Directive -
In the material below, identify each line bearing the word "JSON". Reproduce those lines.
═════ Task material ═════
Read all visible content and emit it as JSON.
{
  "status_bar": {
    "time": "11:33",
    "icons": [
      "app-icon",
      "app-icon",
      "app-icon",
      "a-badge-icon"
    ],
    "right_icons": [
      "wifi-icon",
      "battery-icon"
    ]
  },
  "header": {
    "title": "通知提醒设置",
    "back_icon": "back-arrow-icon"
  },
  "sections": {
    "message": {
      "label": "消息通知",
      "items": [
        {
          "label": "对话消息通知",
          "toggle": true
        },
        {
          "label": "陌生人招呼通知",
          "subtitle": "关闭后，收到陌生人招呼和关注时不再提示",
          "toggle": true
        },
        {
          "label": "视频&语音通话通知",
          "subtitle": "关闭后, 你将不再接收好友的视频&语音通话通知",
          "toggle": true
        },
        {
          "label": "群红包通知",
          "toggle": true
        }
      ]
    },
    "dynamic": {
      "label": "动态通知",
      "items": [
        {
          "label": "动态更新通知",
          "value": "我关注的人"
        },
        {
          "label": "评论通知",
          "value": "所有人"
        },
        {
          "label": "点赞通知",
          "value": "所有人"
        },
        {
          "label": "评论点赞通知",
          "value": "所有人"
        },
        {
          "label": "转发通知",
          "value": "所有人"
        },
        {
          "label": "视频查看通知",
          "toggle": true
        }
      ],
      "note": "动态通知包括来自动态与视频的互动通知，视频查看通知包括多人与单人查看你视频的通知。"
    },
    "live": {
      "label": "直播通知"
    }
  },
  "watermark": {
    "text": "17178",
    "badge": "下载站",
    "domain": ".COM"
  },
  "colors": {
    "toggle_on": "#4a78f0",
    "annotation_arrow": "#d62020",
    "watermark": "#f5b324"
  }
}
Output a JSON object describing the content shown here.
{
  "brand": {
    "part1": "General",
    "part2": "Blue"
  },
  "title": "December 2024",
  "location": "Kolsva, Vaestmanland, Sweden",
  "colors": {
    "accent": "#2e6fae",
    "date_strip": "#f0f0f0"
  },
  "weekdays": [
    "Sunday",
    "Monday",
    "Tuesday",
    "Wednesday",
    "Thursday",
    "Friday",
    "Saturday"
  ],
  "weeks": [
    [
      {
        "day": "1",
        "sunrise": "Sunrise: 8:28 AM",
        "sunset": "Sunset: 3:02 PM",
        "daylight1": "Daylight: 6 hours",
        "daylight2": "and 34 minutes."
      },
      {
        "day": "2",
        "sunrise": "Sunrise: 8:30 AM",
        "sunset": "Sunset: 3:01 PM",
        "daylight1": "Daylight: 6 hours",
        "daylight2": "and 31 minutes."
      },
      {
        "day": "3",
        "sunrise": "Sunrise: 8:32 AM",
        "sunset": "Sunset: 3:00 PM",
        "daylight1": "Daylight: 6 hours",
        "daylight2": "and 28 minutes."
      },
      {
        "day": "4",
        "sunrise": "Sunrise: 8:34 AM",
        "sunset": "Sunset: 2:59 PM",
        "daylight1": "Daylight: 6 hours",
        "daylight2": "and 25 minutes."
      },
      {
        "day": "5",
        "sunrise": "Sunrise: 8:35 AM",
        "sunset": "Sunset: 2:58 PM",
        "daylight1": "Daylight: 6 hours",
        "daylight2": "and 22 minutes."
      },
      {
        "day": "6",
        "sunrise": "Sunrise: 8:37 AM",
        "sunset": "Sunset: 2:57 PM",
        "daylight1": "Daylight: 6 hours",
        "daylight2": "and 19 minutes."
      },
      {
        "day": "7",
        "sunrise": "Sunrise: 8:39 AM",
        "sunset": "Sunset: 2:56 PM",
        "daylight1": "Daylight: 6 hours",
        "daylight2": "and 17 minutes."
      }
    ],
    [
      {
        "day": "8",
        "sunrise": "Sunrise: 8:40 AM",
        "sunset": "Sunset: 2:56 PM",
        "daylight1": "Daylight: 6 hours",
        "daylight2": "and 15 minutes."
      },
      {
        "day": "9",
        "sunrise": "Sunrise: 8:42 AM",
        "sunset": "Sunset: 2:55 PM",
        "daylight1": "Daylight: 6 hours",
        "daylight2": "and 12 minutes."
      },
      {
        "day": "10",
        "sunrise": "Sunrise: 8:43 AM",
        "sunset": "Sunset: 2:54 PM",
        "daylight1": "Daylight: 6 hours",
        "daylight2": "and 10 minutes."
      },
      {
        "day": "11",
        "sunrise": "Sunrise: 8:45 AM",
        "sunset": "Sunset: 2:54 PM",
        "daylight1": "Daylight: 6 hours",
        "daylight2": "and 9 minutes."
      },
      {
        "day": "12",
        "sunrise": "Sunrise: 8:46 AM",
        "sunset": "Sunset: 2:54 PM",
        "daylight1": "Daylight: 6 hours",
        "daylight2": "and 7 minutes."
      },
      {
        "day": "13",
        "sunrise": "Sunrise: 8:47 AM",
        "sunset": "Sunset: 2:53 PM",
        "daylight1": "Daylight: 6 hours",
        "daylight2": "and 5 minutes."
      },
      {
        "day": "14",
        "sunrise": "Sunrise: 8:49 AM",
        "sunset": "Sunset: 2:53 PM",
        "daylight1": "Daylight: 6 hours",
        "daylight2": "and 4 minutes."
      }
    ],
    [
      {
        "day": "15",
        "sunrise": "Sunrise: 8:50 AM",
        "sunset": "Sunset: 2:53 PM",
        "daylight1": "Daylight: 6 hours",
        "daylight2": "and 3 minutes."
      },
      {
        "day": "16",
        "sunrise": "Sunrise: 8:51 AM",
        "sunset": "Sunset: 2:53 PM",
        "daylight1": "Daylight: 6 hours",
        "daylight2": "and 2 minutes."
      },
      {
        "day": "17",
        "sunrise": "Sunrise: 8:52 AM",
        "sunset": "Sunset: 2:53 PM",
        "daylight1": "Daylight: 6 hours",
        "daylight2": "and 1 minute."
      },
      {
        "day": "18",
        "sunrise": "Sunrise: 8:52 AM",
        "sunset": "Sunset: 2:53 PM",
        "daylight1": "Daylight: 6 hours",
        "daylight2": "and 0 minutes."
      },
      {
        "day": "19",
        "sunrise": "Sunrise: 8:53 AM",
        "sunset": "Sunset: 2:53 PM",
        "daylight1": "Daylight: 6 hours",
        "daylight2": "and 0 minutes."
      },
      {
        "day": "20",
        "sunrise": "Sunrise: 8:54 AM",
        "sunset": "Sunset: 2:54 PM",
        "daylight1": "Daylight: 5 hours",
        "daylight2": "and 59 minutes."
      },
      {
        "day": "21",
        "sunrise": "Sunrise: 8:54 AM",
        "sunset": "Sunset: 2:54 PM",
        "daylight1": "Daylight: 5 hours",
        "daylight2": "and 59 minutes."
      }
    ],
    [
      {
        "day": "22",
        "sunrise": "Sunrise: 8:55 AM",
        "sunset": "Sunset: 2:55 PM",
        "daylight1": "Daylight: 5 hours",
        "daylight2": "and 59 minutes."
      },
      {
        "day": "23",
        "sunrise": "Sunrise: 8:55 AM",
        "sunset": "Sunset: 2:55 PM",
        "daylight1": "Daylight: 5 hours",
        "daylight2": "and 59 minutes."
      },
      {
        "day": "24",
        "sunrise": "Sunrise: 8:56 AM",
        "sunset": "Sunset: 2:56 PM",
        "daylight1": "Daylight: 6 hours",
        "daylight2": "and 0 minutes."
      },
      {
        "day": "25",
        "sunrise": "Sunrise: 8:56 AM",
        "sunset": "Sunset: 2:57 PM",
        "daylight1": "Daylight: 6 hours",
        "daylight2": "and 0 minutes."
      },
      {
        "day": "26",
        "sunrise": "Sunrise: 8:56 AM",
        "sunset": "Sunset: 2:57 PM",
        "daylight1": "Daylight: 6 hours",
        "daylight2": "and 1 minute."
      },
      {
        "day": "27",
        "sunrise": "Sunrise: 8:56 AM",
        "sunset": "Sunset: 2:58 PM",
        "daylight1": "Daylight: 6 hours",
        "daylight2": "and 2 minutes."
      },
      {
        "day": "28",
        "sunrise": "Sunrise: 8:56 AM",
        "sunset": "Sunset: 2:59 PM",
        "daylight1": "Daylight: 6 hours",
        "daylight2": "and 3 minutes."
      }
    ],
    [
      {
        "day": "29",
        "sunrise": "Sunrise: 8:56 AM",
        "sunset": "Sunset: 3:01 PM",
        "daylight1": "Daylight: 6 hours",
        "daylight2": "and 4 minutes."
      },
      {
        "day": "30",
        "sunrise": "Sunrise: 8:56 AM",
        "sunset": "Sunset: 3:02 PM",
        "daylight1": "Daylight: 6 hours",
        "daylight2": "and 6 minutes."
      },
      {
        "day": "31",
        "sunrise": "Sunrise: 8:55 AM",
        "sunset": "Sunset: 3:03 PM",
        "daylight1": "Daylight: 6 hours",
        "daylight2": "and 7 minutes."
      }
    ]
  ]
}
═════
Finished exercise -
Read all visible content and emit it as JSON.
Output a JSON object describing the content shown here.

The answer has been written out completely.